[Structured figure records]
──────────

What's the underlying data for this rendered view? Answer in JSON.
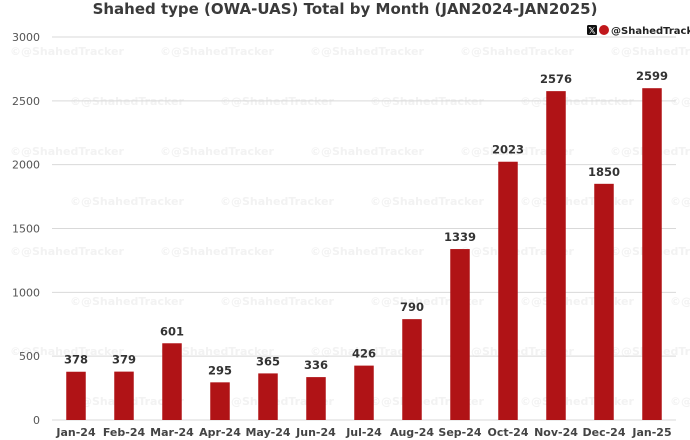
{
  "chart_data": {
    "type": "bar",
    "title": "Shahed type (OWA-UAS) Total by Month (JAN2024-JAN2025)",
    "categories": [
      "Jan-24",
      "Feb-24",
      "Mar-24",
      "Apr-24",
      "May-24",
      "Jun-24",
      "Jul-24",
      "Aug-24",
      "Sep-24",
      "Oct-24",
      "Nov-24",
      "Dec-24",
      "Jan-25"
    ],
    "values": [
      378,
      379,
      601,
      295,
      365,
      336,
      426,
      790,
      1339,
      2023,
      2576,
      1850,
      2599
    ],
    "ylim": [
      0,
      3000
    ],
    "yticks": [
      0,
      500,
      1000,
      1500,
      2000,
      2500,
      3000
    ],
    "xlabel": "",
    "ylabel": "",
    "grid": true,
    "bar_color": "#b01316"
  },
  "branding": {
    "handle": "@ShahedTracker",
    "x_icon": "x-logo-icon",
    "logo_icon": "shahed-tracker-logo-icon",
    "watermark_text": "@ShahedTracker"
  }
}
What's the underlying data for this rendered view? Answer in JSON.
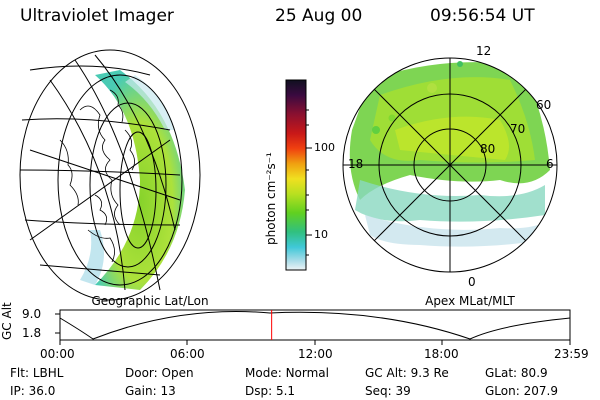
{
  "header": {
    "instrument": "Ultraviolet Imager",
    "date": "25 Aug 00",
    "time": "09:56:54 UT"
  },
  "left_panel": {
    "label": "Geographic Lat/Lon"
  },
  "right_panel": {
    "label": "Apex MLat/MLT",
    "lat_labels": [
      "60",
      "70",
      "80"
    ],
    "mlt_labels": {
      "top": "12",
      "left": "18",
      "right": "6",
      "bottom": "0"
    }
  },
  "colorbar": {
    "unit_label": "photon cm⁻²s⁻¹",
    "ticks": [
      "100",
      "10"
    ],
    "colors": [
      "#1a0a2a",
      "#4a0a40",
      "#8a1030",
      "#c01818",
      "#f05010",
      "#f0a010",
      "#f0e020",
      "#b0e020",
      "#60d020",
      "#30c080",
      "#40c8d8",
      "#a8dce8",
      "#e8f0f4"
    ]
  },
  "timeline": {
    "axis_label": "GC Alt",
    "y_ticks": [
      "9.0",
      "1.8"
    ],
    "x_ticks": [
      "00:00",
      "06:00",
      "12:00",
      "18:00",
      "23:59"
    ],
    "current_time_fraction": 0.415,
    "marker_color": "#ff0000"
  },
  "info": {
    "row1": [
      {
        "label": "Flt:",
        "value": "LBHL"
      },
      {
        "label": "Door:",
        "value": "Open"
      },
      {
        "label": "Mode:",
        "value": "Normal"
      },
      {
        "label": "GC Alt:",
        "value": "9.3 Re"
      },
      {
        "label": "GLat:",
        "value": "80.9"
      }
    ],
    "row2": [
      {
        "label": "IP:",
        "value": "36.0"
      },
      {
        "label": "Gain:",
        "value": "13"
      },
      {
        "label": "Dsp:",
        "value": "5.1"
      },
      {
        "label": "Seq:",
        "value": "39"
      },
      {
        "label": "GLon:",
        "value": "207.9"
      }
    ]
  }
}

──────────

SET EXERCISE:
Write out the material above once more, exactly as it reads, with no pictures.

THE REPLY:
What's the underlying data for this rendered view? Answer in JSON.
{
  "chart_data": {
    "type": "bar",
    "title": "Shahed type (OWA-UAS) Total by Month (JAN2024-JAN2025)",
    "categories": [
      "Jan-24",
      "Feb-24",
      "Mar-24",
      "Apr-24",
      "May-24",
      "Jun-24",
      "Jul-24",
      "Aug-24",
      "Sep-24",
      "Oct-24",
      "Nov-24",
      "Dec-24",
      "Jan-25"
    ],
    "values": [
      378,
      379,
      601,
      295,
      365,
      336,
      426,
      790,
      1339,
      2023,
      2576,
      1850,
      2599
    ],
    "ylim": [
      0,
      3000
    ],
    "yticks": [
      0,
      500,
      1000,
      1500,
      2000,
      2500,
      3000
    ],
    "xlabel": "",
    "ylabel": "",
    "grid": true,
    "bar_color": "#b01316"
  },
  "branding": {
    "handle": "@ShahedTracker",
    "x_icon": "x-logo-icon",
    "logo_icon": "shahed-tracker-logo-icon",
    "watermark_text": "@ShahedTracker"
  }
}
What's the underlying data for this rendered view? Answer in JSON.
{
  "header": {
    "instrument": "Ultraviolet Imager",
    "date": "25 Aug 00",
    "time": "09:56:54 UT"
  },
  "left_panel": {
    "label": "Geographic Lat/Lon"
  },
  "right_panel": {
    "label": "Apex MLat/MLT",
    "lat_labels": [
      "60",
      "70",
      "80"
    ],
    "mlt_labels": {
      "top": "12",
      "left": "18",
      "right": "6",
      "bottom": "0"
    }
  },
  "colorbar": {
    "unit_label": "photon cm⁻²s⁻¹",
    "ticks": [
      "100",
      "10"
    ],
    "colors": [
      "#1a0a2a",
      "#4a0a40",
      "#8a1030",
      "#c01818",
      "#f05010",
      "#f0a010",
      "#f0e020",
      "#b0e020",
      "#60d020",
      "#30c080",
      "#40c8d8",
      "#a8dce8",
      "#e8f0f4"
    ]
  },
  "timeline": {
    "axis_label": "GC Alt",
    "y_ticks": [
      "9.0",
      "1.8"
    ],
    "x_ticks": [
      "00:00",
      "06:00",
      "12:00",
      "18:00",
      "23:59"
    ],
    "current_time_fraction": 0.415,
    "marker_color": "#ff0000"
  },
  "info": {
    "row1": [
      {
        "label": "Flt:",
        "value": "LBHL"
      },
      {
        "label": "Door:",
        "value": "Open"
      },
      {
        "label": "Mode:",
        "value": "Normal"
      },
      {
        "label": "GC Alt:",
        "value": "9.3 Re"
      },
      {
        "label": "GLat:",
        "value": "80.9"
      }
    ],
    "row2": [
      {
        "label": "IP:",
        "value": "36.0"
      },
      {
        "label": "Gain:",
        "value": "13"
      },
      {
        "label": "Dsp:",
        "value": "5.1"
      },
      {
        "label": "Seq:",
        "value": "39"
      },
      {
        "label": "GLon:",
        "value": "207.9"
      }
    ]
  }
}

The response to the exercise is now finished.